_TASK TO COMPLETE_. Gather every line that includes the word "телефону", please.

_RECORDS FOR THIS EXERCISE_.
-- START --

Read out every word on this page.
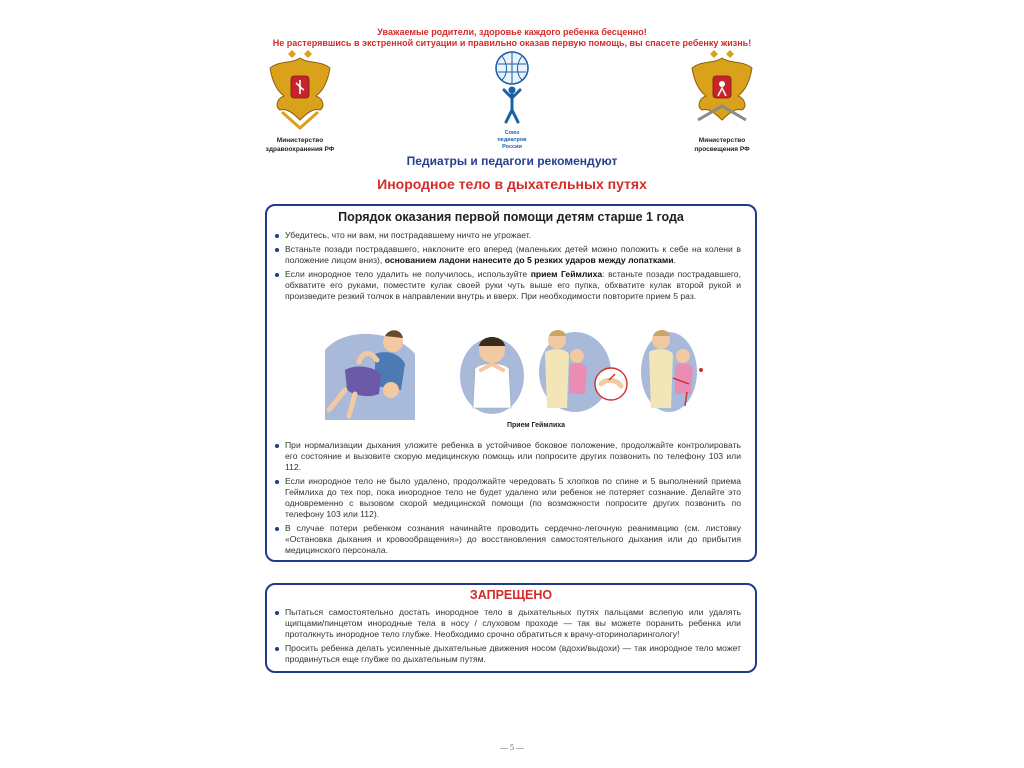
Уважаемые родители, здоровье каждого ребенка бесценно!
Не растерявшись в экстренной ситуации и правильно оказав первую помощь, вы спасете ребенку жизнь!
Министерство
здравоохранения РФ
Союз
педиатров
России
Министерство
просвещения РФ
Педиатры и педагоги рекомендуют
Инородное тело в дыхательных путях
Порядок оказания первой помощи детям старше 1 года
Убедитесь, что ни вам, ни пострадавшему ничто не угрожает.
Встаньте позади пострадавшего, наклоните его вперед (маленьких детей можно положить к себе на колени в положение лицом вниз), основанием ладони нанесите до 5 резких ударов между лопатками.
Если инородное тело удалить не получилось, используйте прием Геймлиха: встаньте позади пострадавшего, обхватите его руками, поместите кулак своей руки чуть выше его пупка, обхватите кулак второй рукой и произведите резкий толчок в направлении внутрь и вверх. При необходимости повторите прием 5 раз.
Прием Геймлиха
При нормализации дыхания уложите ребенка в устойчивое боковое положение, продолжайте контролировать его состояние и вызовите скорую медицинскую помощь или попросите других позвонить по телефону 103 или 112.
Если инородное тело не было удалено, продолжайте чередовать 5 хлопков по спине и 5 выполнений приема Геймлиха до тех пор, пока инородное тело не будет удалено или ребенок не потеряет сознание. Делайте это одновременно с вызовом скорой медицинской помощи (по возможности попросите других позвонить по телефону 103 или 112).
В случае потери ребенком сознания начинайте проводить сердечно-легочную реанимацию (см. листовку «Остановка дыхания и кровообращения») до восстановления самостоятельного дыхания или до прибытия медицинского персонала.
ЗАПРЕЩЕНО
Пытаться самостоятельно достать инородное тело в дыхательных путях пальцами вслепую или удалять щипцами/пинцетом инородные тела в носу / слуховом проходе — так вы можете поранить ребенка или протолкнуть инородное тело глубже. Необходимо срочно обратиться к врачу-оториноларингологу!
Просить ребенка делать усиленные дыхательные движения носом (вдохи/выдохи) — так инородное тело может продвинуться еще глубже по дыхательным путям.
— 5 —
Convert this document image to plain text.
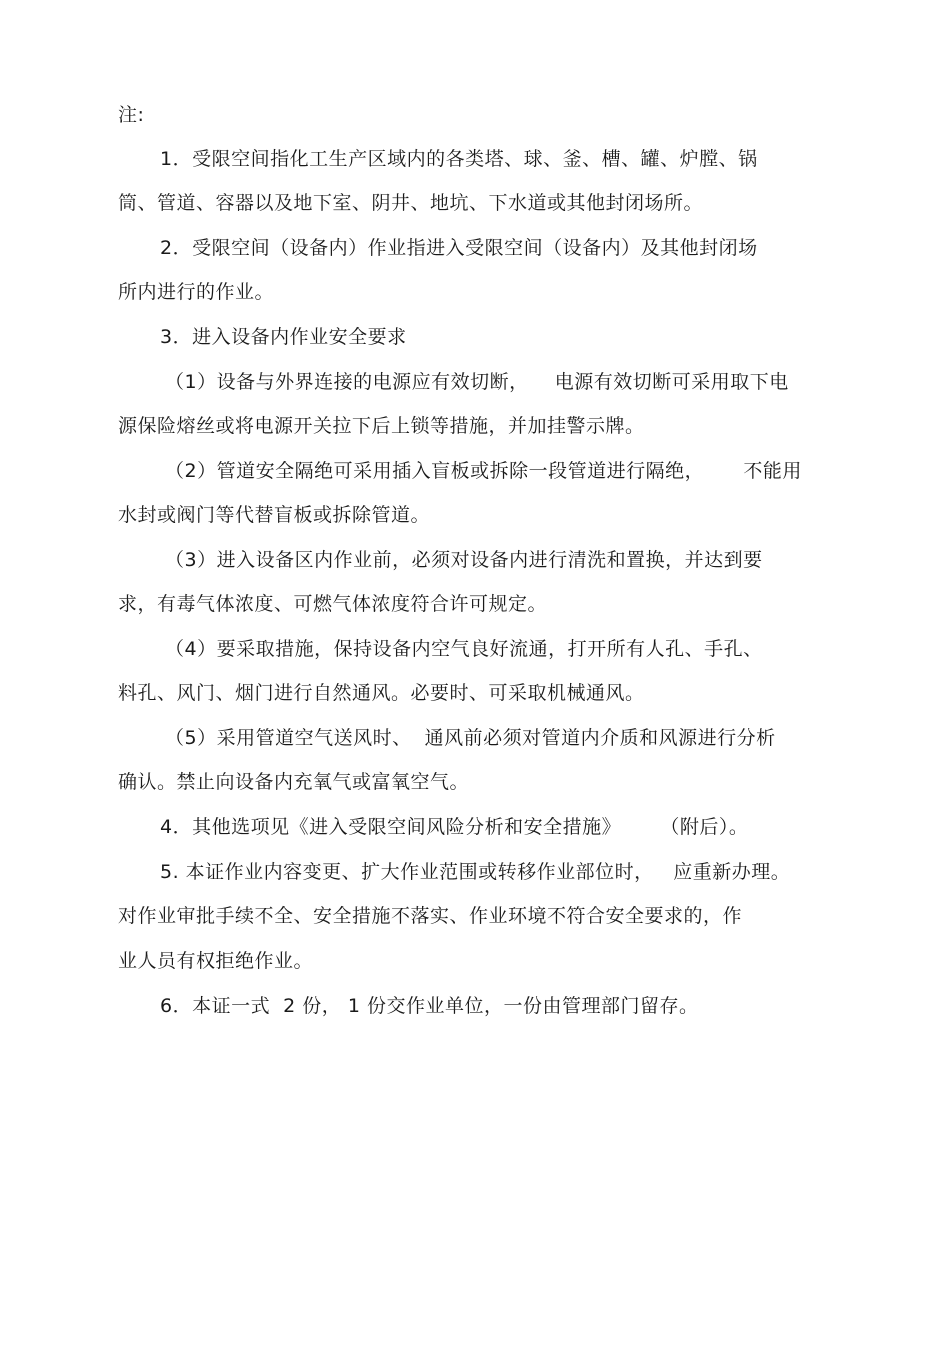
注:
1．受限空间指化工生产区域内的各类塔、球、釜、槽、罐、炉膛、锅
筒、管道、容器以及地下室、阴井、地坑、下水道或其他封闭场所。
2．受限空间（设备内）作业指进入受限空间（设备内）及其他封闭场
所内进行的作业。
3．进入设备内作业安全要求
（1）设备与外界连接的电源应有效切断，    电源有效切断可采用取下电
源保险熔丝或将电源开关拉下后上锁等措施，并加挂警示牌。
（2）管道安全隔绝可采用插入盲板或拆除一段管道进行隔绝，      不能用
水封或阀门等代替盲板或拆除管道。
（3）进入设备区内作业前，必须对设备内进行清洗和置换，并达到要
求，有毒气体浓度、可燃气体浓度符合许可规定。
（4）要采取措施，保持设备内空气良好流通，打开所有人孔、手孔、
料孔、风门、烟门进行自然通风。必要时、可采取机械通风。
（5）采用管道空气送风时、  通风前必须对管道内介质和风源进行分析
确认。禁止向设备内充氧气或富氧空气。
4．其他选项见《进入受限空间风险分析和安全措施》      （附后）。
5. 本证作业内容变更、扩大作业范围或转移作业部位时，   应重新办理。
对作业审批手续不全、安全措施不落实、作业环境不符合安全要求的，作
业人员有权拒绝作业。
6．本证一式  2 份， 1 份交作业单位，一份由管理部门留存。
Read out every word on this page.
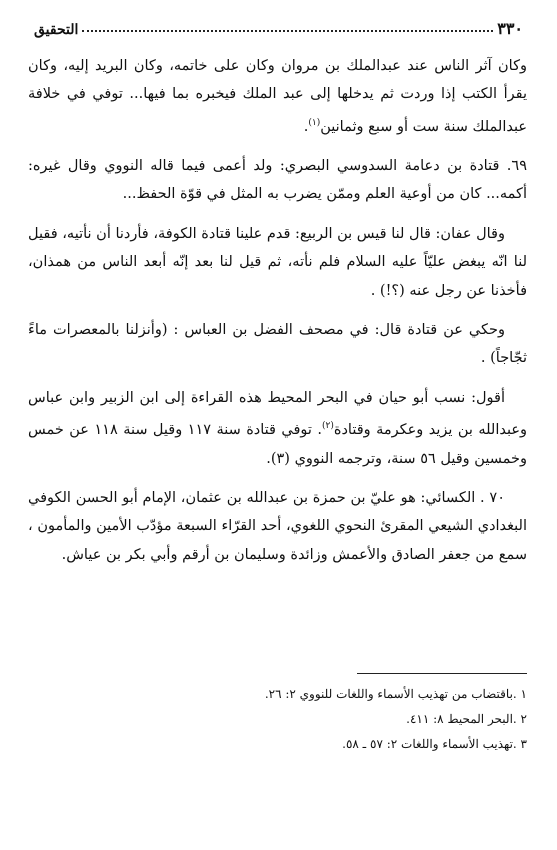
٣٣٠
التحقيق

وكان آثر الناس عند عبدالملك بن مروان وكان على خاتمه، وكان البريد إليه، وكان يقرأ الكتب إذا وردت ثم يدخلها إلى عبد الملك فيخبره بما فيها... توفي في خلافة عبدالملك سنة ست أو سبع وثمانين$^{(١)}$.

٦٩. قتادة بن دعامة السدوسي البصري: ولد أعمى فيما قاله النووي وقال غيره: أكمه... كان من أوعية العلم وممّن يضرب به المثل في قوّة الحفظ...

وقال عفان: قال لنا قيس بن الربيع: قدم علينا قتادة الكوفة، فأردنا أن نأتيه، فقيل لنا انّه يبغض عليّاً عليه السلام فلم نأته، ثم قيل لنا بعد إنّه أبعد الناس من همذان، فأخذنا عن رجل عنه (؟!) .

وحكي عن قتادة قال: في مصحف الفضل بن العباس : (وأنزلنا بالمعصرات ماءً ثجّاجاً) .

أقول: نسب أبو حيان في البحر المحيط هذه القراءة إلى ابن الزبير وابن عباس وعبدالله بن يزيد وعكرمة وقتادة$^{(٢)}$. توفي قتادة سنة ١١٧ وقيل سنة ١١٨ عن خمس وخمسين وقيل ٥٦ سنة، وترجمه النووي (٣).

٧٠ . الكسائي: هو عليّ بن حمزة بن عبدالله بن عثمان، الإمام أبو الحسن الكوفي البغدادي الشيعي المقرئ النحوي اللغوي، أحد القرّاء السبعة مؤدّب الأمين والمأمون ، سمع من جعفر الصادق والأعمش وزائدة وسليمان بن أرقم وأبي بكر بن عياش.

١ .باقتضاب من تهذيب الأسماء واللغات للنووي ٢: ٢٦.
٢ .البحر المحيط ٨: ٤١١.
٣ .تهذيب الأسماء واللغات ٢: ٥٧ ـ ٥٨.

-- END --

_RESULT OF THIS TASK_.
При нормализации дыхания уложите ребенка в устойчивое боковое положение, продолжайте контролировать его состояние и вызовите скорую медицинскую помощь или попросите других позвонить по телефону 103 или 112.
Если инородное тело не было удалено, продолжайте чередовать 5 хлопков по спине и 5 выполнений приема Геймлиха до тех пор, пока инородное тело не будет удалено или ребенок не потеряет сознание. Делайте это одновременно с вызовом скорой медицинской помощи (по возможности попросите других позвонить по телефону 103 или 112).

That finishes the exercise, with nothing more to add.